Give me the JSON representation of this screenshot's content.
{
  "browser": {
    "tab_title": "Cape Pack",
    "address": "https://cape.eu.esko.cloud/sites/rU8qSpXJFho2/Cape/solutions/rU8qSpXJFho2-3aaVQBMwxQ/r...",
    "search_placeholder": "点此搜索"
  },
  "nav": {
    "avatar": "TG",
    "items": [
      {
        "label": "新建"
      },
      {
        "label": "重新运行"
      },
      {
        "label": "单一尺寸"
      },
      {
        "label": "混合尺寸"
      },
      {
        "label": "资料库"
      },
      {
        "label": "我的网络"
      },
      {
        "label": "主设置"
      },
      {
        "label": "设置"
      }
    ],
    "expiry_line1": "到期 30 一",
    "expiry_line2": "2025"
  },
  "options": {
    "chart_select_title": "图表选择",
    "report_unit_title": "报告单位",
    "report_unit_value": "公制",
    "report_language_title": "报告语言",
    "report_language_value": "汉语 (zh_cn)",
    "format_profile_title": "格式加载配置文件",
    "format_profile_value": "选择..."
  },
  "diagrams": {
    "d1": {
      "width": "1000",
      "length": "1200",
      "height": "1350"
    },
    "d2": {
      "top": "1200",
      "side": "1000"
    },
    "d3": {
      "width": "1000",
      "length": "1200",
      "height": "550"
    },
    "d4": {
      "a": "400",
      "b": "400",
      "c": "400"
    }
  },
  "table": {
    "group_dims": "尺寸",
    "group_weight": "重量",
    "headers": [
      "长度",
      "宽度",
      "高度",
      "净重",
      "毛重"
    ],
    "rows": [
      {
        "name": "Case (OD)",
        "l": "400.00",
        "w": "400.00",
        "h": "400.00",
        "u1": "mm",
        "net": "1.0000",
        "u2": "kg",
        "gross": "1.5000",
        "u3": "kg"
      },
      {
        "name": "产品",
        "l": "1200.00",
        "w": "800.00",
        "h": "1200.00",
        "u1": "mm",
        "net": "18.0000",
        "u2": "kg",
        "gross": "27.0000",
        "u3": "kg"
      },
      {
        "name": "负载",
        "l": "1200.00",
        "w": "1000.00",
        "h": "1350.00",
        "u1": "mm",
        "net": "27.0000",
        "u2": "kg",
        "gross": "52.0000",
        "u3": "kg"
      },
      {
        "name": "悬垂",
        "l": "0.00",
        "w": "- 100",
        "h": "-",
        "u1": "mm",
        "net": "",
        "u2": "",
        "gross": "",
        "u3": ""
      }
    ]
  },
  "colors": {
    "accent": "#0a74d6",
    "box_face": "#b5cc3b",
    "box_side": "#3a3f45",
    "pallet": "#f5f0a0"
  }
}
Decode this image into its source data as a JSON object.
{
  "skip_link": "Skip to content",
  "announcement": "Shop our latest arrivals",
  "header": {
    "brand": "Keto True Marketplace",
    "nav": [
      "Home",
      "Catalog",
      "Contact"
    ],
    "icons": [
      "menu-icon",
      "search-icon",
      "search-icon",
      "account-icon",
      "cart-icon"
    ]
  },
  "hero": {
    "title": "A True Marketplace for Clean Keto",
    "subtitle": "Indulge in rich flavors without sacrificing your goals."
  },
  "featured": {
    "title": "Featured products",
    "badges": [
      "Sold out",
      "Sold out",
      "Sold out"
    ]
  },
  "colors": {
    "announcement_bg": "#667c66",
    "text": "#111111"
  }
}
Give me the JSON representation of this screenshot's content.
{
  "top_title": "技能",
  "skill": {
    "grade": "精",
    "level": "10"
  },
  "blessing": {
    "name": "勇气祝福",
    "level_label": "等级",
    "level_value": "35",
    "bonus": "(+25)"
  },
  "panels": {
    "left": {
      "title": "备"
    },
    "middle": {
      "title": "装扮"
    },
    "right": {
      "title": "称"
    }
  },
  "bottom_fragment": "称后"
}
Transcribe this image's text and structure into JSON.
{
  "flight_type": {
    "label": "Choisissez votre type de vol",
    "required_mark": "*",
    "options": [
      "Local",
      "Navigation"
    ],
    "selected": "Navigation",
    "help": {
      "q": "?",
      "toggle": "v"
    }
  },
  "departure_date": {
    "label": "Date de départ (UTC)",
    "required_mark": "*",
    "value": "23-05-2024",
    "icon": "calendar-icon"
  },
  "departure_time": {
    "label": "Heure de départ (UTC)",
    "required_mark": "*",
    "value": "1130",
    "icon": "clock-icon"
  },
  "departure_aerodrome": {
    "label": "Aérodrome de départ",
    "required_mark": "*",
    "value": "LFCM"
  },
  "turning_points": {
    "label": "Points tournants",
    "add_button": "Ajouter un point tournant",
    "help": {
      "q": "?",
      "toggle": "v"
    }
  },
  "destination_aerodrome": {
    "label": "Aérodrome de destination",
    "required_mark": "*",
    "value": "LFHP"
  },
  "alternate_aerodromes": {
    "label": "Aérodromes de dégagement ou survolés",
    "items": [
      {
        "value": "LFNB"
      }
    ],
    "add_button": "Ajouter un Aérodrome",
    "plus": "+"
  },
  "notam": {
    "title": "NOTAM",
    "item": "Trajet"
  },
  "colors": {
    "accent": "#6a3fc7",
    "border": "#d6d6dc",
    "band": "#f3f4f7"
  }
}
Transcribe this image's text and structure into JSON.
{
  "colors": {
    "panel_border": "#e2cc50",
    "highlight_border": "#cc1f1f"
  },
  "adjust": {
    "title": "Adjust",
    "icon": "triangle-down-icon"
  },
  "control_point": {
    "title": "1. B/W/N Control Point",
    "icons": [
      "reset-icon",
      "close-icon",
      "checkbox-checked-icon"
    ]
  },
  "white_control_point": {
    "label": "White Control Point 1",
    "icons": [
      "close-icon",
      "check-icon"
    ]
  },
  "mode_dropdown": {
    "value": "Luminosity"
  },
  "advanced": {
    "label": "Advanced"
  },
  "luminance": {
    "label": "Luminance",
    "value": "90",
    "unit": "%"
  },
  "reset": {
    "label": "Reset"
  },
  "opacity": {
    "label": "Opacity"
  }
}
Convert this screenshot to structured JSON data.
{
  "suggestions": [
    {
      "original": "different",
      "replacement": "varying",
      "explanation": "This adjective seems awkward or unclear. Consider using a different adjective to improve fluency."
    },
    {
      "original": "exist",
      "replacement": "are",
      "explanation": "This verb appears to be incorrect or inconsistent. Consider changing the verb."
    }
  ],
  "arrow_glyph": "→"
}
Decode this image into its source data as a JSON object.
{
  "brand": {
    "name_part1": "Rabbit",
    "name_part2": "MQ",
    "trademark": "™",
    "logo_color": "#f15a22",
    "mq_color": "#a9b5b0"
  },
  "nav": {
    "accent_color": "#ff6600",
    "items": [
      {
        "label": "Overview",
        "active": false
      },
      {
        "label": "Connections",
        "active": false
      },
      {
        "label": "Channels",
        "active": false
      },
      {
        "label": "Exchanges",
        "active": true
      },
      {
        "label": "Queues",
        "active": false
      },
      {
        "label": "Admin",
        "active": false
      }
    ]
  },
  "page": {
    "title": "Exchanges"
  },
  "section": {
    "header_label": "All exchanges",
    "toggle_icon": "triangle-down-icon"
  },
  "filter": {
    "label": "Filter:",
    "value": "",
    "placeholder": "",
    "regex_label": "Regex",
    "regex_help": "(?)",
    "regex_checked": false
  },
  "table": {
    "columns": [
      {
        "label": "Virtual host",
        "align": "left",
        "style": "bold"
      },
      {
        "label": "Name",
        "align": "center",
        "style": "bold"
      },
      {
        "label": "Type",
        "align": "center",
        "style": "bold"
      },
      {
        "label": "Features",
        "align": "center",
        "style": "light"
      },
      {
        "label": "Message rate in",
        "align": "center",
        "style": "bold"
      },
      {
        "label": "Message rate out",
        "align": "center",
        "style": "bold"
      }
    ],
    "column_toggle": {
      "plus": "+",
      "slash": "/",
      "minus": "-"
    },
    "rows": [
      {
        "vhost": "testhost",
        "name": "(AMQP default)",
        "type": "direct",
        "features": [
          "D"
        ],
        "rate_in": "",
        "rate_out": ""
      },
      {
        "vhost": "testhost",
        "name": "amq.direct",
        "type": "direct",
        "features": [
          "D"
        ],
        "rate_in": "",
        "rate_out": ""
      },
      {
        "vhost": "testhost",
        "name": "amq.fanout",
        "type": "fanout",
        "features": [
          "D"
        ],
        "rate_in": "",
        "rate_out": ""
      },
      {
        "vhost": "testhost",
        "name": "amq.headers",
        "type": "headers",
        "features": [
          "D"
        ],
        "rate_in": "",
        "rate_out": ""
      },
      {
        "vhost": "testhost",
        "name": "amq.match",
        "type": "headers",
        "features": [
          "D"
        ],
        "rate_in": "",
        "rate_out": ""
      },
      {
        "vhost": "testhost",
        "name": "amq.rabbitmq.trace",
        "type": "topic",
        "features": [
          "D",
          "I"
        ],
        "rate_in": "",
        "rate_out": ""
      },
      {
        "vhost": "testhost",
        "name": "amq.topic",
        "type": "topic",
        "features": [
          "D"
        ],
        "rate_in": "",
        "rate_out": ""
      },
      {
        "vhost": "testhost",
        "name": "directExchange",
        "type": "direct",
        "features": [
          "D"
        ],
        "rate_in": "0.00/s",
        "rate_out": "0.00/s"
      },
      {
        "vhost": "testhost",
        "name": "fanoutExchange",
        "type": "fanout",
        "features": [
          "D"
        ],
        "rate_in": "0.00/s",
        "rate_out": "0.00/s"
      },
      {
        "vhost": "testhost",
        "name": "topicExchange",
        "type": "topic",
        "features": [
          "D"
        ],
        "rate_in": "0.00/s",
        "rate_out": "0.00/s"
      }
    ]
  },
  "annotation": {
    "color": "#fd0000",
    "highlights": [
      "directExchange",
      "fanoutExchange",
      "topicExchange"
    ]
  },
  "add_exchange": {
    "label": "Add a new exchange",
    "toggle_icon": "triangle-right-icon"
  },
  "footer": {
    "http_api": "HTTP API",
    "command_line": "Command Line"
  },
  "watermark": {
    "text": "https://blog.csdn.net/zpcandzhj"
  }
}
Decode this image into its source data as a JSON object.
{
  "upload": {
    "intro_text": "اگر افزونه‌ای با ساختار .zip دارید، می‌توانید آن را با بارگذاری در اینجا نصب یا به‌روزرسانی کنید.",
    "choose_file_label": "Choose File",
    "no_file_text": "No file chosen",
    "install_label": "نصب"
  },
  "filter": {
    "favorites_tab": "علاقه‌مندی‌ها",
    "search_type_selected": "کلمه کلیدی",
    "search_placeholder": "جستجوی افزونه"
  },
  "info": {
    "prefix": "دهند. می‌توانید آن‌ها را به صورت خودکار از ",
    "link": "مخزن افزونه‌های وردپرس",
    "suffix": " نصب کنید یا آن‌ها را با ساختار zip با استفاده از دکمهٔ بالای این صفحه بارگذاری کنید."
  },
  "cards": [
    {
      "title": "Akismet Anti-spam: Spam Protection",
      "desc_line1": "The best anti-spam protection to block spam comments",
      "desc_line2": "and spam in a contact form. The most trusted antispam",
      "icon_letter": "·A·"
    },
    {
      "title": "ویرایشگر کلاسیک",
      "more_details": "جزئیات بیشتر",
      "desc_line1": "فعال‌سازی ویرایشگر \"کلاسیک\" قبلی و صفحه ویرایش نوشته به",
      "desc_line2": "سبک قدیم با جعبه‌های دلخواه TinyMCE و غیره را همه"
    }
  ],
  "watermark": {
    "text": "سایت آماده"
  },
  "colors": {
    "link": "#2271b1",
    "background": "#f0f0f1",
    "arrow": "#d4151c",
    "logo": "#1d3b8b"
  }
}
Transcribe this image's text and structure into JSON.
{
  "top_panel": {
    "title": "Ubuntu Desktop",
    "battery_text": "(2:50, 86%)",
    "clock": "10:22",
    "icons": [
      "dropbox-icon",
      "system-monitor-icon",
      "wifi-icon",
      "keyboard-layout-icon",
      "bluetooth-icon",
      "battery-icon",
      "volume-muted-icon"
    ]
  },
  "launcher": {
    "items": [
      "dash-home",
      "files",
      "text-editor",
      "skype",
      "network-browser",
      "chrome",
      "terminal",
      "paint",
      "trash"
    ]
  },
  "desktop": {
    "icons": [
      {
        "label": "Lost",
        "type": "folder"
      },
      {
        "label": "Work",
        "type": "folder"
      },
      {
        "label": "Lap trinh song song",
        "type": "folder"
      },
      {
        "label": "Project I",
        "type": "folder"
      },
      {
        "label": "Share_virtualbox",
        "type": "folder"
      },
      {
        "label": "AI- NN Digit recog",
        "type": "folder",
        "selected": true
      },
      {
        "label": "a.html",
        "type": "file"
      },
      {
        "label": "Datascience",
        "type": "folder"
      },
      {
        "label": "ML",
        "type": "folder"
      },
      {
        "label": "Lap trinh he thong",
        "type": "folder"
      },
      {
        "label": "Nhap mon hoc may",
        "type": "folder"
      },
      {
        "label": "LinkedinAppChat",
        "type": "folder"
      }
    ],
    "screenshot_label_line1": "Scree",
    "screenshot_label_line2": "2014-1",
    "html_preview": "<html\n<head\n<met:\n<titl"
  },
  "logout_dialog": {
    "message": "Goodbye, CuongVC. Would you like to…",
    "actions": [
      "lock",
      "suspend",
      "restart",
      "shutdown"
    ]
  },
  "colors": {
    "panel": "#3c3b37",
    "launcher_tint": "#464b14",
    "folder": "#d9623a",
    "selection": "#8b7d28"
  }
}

________________________________________

- _EXERCISE_: Give the number of lines where the string "Cape" occurs, without any further text.

- _RESPONSE TO THIS EXERCISE_: 2